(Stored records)

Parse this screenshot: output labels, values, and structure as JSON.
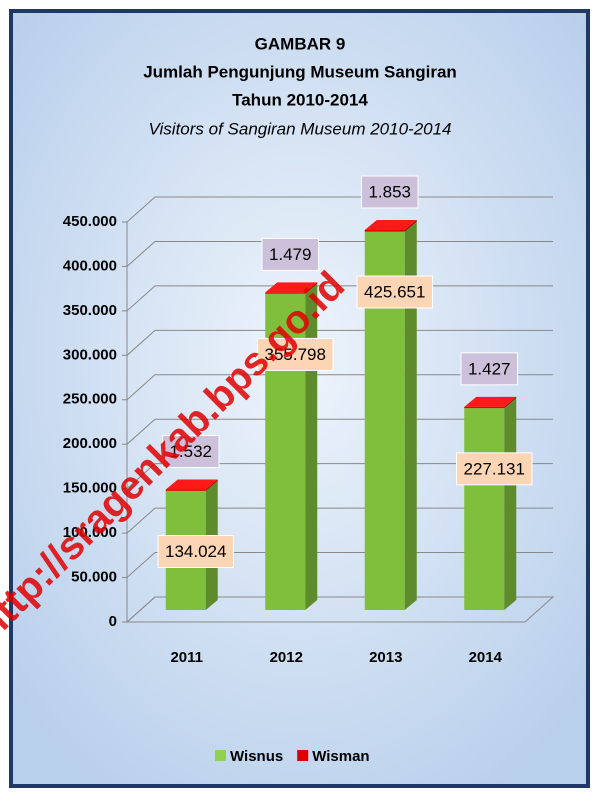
{
  "chart_data": {
    "type": "bar3d_stacked",
    "title": [
      "GAMBAR 9",
      "Jumlah Pengunjung Museum Sangiran",
      "Tahun 2010-2014"
    ],
    "subtitle": "Visitors  of  Sangiran Museum 2010-2014",
    "watermark": "http://sragenkab.bps.go.id",
    "categories": [
      "2011",
      "2012",
      "2013",
      "2014"
    ],
    "series": [
      {
        "name": "Wisnus",
        "color": "#92d050",
        "values": [
          134024,
          355798,
          425651,
          227131
        ],
        "value_labels": [
          "134.024",
          "355.798",
          "425.651",
          "227.131"
        ]
      },
      {
        "name": "Wisman",
        "color": "#e00000",
        "values": [
          1532,
          1479,
          1853,
          1427
        ],
        "value_labels": [
          "1.532",
          "1.479",
          "1.853",
          "1.427"
        ]
      }
    ],
    "ylim": [
      0,
      450000
    ],
    "yticks": [
      0,
      {
        "value": 50000,
        "label": "50.000"
      },
      {
        "value": 100000,
        "label": "100.000"
      },
      {
        "value": 150000,
        "label": "150.000"
      },
      {
        "value": 200000,
        "label": "200.000"
      },
      {
        "value": 250000,
        "label": "250.000"
      },
      {
        "value": 300000,
        "label": "300.000"
      },
      {
        "value": 350000,
        "label": "350.000"
      },
      {
        "value": 400000,
        "label": "400.000"
      },
      {
        "value": 450000,
        "label": "450.000"
      }
    ],
    "grid": true,
    "legend": "bottom"
  }
}
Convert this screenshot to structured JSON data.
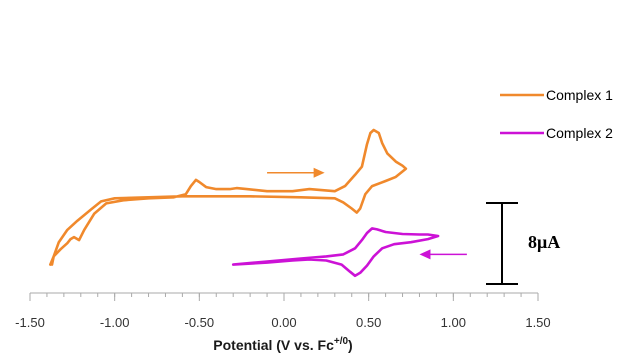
{
  "chart_data": {
    "type": "line",
    "title": "",
    "xlabel": "Potential (V vs. Fc",
    "xlabel_superscript": "+/0",
    "xlabel_suffix": ")",
    "ylabel": "",
    "xlim": [
      -1.5,
      1.5
    ],
    "x_ticks": [
      -1.5,
      -1.0,
      -0.5,
      0.0,
      0.5,
      1.0,
      1.5
    ],
    "x_tick_labels": [
      "-1.50",
      "-1.00",
      "-0.50",
      "0.00",
      "0.50",
      "1.00",
      "1.50"
    ],
    "grid": false,
    "legend_position": "top-right",
    "scale_bar_label": "8μA",
    "series": [
      {
        "name": "Complex 1",
        "color": "#F0892C",
        "points": [
          [
            -1.37,
            -3.0
          ],
          [
            -1.36,
            -2.2
          ],
          [
            -1.32,
            -1.5
          ],
          [
            -1.28,
            -0.9
          ],
          [
            -1.26,
            -0.5
          ],
          [
            -1.24,
            -0.3
          ],
          [
            -1.21,
            -0.6
          ],
          [
            -1.18,
            0.4
          ],
          [
            -1.12,
            2.0
          ],
          [
            -1.05,
            3.0
          ],
          [
            -0.95,
            3.3
          ],
          [
            -0.8,
            3.5
          ],
          [
            -0.65,
            3.6
          ],
          [
            -0.58,
            3.9
          ],
          [
            -0.55,
            4.7
          ],
          [
            -0.52,
            5.3
          ],
          [
            -0.5,
            5.1
          ],
          [
            -0.46,
            4.6
          ],
          [
            -0.4,
            4.4
          ],
          [
            -0.32,
            4.4
          ],
          [
            -0.28,
            4.5
          ],
          [
            -0.22,
            4.4
          ],
          [
            -0.1,
            4.2
          ],
          [
            0.05,
            4.2
          ],
          [
            0.15,
            4.4
          ],
          [
            0.22,
            4.3
          ],
          [
            0.3,
            4.2
          ],
          [
            0.36,
            4.7
          ],
          [
            0.42,
            5.8
          ],
          [
            0.46,
            6.6
          ],
          [
            0.49,
            8.8
          ],
          [
            0.51,
            9.9
          ],
          [
            0.53,
            10.2
          ],
          [
            0.56,
            9.9
          ],
          [
            0.58,
            8.9
          ],
          [
            0.61,
            7.9
          ],
          [
            0.66,
            7.1
          ],
          [
            0.7,
            6.7
          ],
          [
            0.72,
            6.4
          ],
          [
            0.66,
            5.6
          ],
          [
            0.6,
            5.2
          ],
          [
            0.52,
            4.7
          ],
          [
            0.48,
            3.9
          ],
          [
            0.45,
            2.5
          ],
          [
            0.43,
            2.1
          ],
          [
            0.4,
            2.5
          ],
          [
            0.35,
            3.1
          ],
          [
            0.3,
            3.5
          ],
          [
            0.1,
            3.6
          ],
          [
            -0.2,
            3.7
          ],
          [
            -0.6,
            3.7
          ],
          [
            -0.8,
            3.6
          ],
          [
            -1.0,
            3.5
          ],
          [
            -1.08,
            3.2
          ],
          [
            -1.14,
            2.4
          ],
          [
            -1.22,
            1.3
          ],
          [
            -1.28,
            0.4
          ],
          [
            -1.33,
            -0.8
          ],
          [
            -1.36,
            -2.2
          ],
          [
            -1.38,
            -3.0
          ]
        ]
      },
      {
        "name": "Complex 2",
        "color": "#CC12D6",
        "points": [
          [
            -0.3,
            -3.0
          ],
          [
            -0.1,
            -2.7
          ],
          [
            0.1,
            -2.4
          ],
          [
            0.25,
            -2.2
          ],
          [
            0.35,
            -2.0
          ],
          [
            0.42,
            -1.4
          ],
          [
            0.46,
            -0.6
          ],
          [
            0.49,
            0.1
          ],
          [
            0.52,
            0.55
          ],
          [
            0.55,
            0.45
          ],
          [
            0.6,
            0.2
          ],
          [
            0.7,
            0.0
          ],
          [
            0.8,
            -0.05
          ],
          [
            0.85,
            -0.05
          ],
          [
            0.91,
            -0.2
          ],
          [
            0.85,
            -0.5
          ],
          [
            0.75,
            -0.8
          ],
          [
            0.65,
            -1.0
          ],
          [
            0.58,
            -1.4
          ],
          [
            0.53,
            -2.2
          ],
          [
            0.49,
            -3.1
          ],
          [
            0.45,
            -3.8
          ],
          [
            0.42,
            -4.1
          ],
          [
            0.39,
            -3.7
          ],
          [
            0.34,
            -3.0
          ],
          [
            0.25,
            -2.6
          ],
          [
            0.15,
            -2.5
          ],
          [
            0.05,
            -2.6
          ],
          [
            -0.1,
            -2.8
          ],
          [
            -0.3,
            -3.0
          ]
        ]
      }
    ],
    "annotations": [
      {
        "type": "arrow",
        "series": "Complex 1",
        "from": [
          -0.1,
          6.0
        ],
        "to": [
          0.24,
          6.0
        ]
      },
      {
        "type": "arrow",
        "series": "Complex 2",
        "from": [
          1.08,
          -2.0
        ],
        "to": [
          0.8,
          -2.0
        ]
      }
    ],
    "scale_bar": {
      "value_uA": 8
    }
  }
}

• _TASK DESCRIPTION_
Exclude the images and reproduce the remaining data exactly.

• _RESULT OF THIS TASK_
Parse this screenshot: output labels, values, and structure as JSON.
{
  "chart_data": {
    "type": "bar3d_stacked",
    "title": [
      "GAMBAR 9",
      "Jumlah Pengunjung Museum Sangiran",
      "Tahun 2010-2014"
    ],
    "subtitle": "Visitors  of  Sangiran Museum 2010-2014",
    "watermark": "http://sragenkab.bps.go.id",
    "categories": [
      "2011",
      "2012",
      "2013",
      "2014"
    ],
    "series": [
      {
        "name": "Wisnus",
        "color": "#92d050",
        "values": [
          134024,
          355798,
          425651,
          227131
        ],
        "value_labels": [
          "134.024",
          "355.798",
          "425.651",
          "227.131"
        ]
      },
      {
        "name": "Wisman",
        "color": "#e00000",
        "values": [
          1532,
          1479,
          1853,
          1427
        ],
        "value_labels": [
          "1.532",
          "1.479",
          "1.853",
          "1.427"
        ]
      }
    ],
    "ylim": [
      0,
      450000
    ],
    "yticks": [
      0,
      {
        "value": 50000,
        "label": "50.000"
      },
      {
        "value": 100000,
        "label": "100.000"
      },
      {
        "value": 150000,
        "label": "150.000"
      },
      {
        "value": 200000,
        "label": "200.000"
      },
      {
        "value": 250000,
        "label": "250.000"
      },
      {
        "value": 300000,
        "label": "300.000"
      },
      {
        "value": 350000,
        "label": "350.000"
      },
      {
        "value": 400000,
        "label": "400.000"
      },
      {
        "value": 450000,
        "label": "450.000"
      }
    ],
    "grid": true,
    "legend": "bottom"
  }
}
Convert this screenshot to structured JSON data.
{
  "chart_data": {
    "type": "line",
    "title": "",
    "xlabel": "Potential (V vs. Fc",
    "xlabel_superscript": "+/0",
    "xlabel_suffix": ")",
    "ylabel": "",
    "xlim": [
      -1.5,
      1.5
    ],
    "x_ticks": [
      -1.5,
      -1.0,
      -0.5,
      0.0,
      0.5,
      1.0,
      1.5
    ],
    "x_tick_labels": [
      "-1.50",
      "-1.00",
      "-0.50",
      "0.00",
      "0.50",
      "1.00",
      "1.50"
    ],
    "grid": false,
    "legend_position": "top-right",
    "scale_bar_label": "8μA",
    "series": [
      {
        "name": "Complex 1",
        "color": "#F0892C",
        "points": [
          [
            -1.37,
            -3.0
          ],
          [
            -1.36,
            -2.2
          ],
          [
            -1.32,
            -1.5
          ],
          [
            -1.28,
            -0.9
          ],
          [
            -1.26,
            -0.5
          ],
          [
            -1.24,
            -0.3
          ],
          [
            -1.21,
            -0.6
          ],
          [
            -1.18,
            0.4
          ],
          [
            -1.12,
            2.0
          ],
          [
            -1.05,
            3.0
          ],
          [
            -0.95,
            3.3
          ],
          [
            -0.8,
            3.5
          ],
          [
            -0.65,
            3.6
          ],
          [
            -0.58,
            3.9
          ],
          [
            -0.55,
            4.7
          ],
          [
            -0.52,
            5.3
          ],
          [
            -0.5,
            5.1
          ],
          [
            -0.46,
            4.6
          ],
          [
            -0.4,
            4.4
          ],
          [
            -0.32,
            4.4
          ],
          [
            -0.28,
            4.5
          ],
          [
            -0.22,
            4.4
          ],
          [
            -0.1,
            4.2
          ],
          [
            0.05,
            4.2
          ],
          [
            0.15,
            4.4
          ],
          [
            0.22,
            4.3
          ],
          [
            0.3,
            4.2
          ],
          [
            0.36,
            4.7
          ],
          [
            0.42,
            5.8
          ],
          [
            0.46,
            6.6
          ],
          [
            0.49,
            8.8
          ],
          [
            0.51,
            9.9
          ],
          [
            0.53,
            10.2
          ],
          [
            0.56,
            9.9
          ],
          [
            0.58,
            8.9
          ],
          [
            0.61,
            7.9
          ],
          [
            0.66,
            7.1
          ],
          [
            0.7,
            6.7
          ],
          [
            0.72,
            6.4
          ],
          [
            0.66,
            5.6
          ],
          [
            0.6,
            5.2
          ],
          [
            0.52,
            4.7
          ],
          [
            0.48,
            3.9
          ],
          [
            0.45,
            2.5
          ],
          [
            0.43,
            2.1
          ],
          [
            0.4,
            2.5
          ],
          [
            0.35,
            3.1
          ],
          [
            0.3,
            3.5
          ],
          [
            0.1,
            3.6
          ],
          [
            -0.2,
            3.7
          ],
          [
            -0.6,
            3.7
          ],
          [
            -0.8,
            3.6
          ],
          [
            -1.0,
            3.5
          ],
          [
            -1.08,
            3.2
          ],
          [
            -1.14,
            2.4
          ],
          [
            -1.22,
            1.3
          ],
          [
            -1.28,
            0.4
          ],
          [
            -1.33,
            -0.8
          ],
          [
            -1.36,
            -2.2
          ],
          [
            -1.38,
            -3.0
          ]
        ]
      },
      {
        "name": "Complex 2",
        "color": "#CC12D6",
        "points": [
          [
            -0.3,
            -3.0
          ],
          [
            -0.1,
            -2.7
          ],
          [
            0.1,
            -2.4
          ],
          [
            0.25,
            -2.2
          ],
          [
            0.35,
            -2.0
          ],
          [
            0.42,
            -1.4
          ],
          [
            0.46,
            -0.6
          ],
          [
            0.49,
            0.1
          ],
          [
            0.52,
            0.55
          ],
          [
            0.55,
            0.45
          ],
          [
            0.6,
            0.2
          ],
          [
            0.7,
            0.0
          ],
          [
            0.8,
            -0.05
          ],
          [
            0.85,
            -0.05
          ],
          [
            0.91,
            -0.2
          ],
          [
            0.85,
            -0.5
          ],
          [
            0.75,
            -0.8
          ],
          [
            0.65,
            -1.0
          ],
          [
            0.58,
            -1.4
          ],
          [
            0.53,
            -2.2
          ],
          [
            0.49,
            -3.1
          ],
          [
            0.45,
            -3.8
          ],
          [
            0.42,
            -4.1
          ],
          [
            0.39,
            -3.7
          ],
          [
            0.34,
            -3.0
          ],
          [
            0.25,
            -2.6
          ],
          [
            0.15,
            -2.5
          ],
          [
            0.05,
            -2.6
          ],
          [
            -0.1,
            -2.8
          ],
          [
            -0.3,
            -3.0
          ]
        ]
      }
    ],
    "annotations": [
      {
        "type": "arrow",
        "series": "Complex 1",
        "from": [
          -0.1,
          6.0
        ],
        "to": [
          0.24,
          6.0
        ]
      },
      {
        "type": "arrow",
        "series": "Complex 2",
        "from": [
          1.08,
          -2.0
        ],
        "to": [
          0.8,
          -2.0
        ]
      }
    ],
    "scale_bar": {
      "value_uA": 8
    }
  }
}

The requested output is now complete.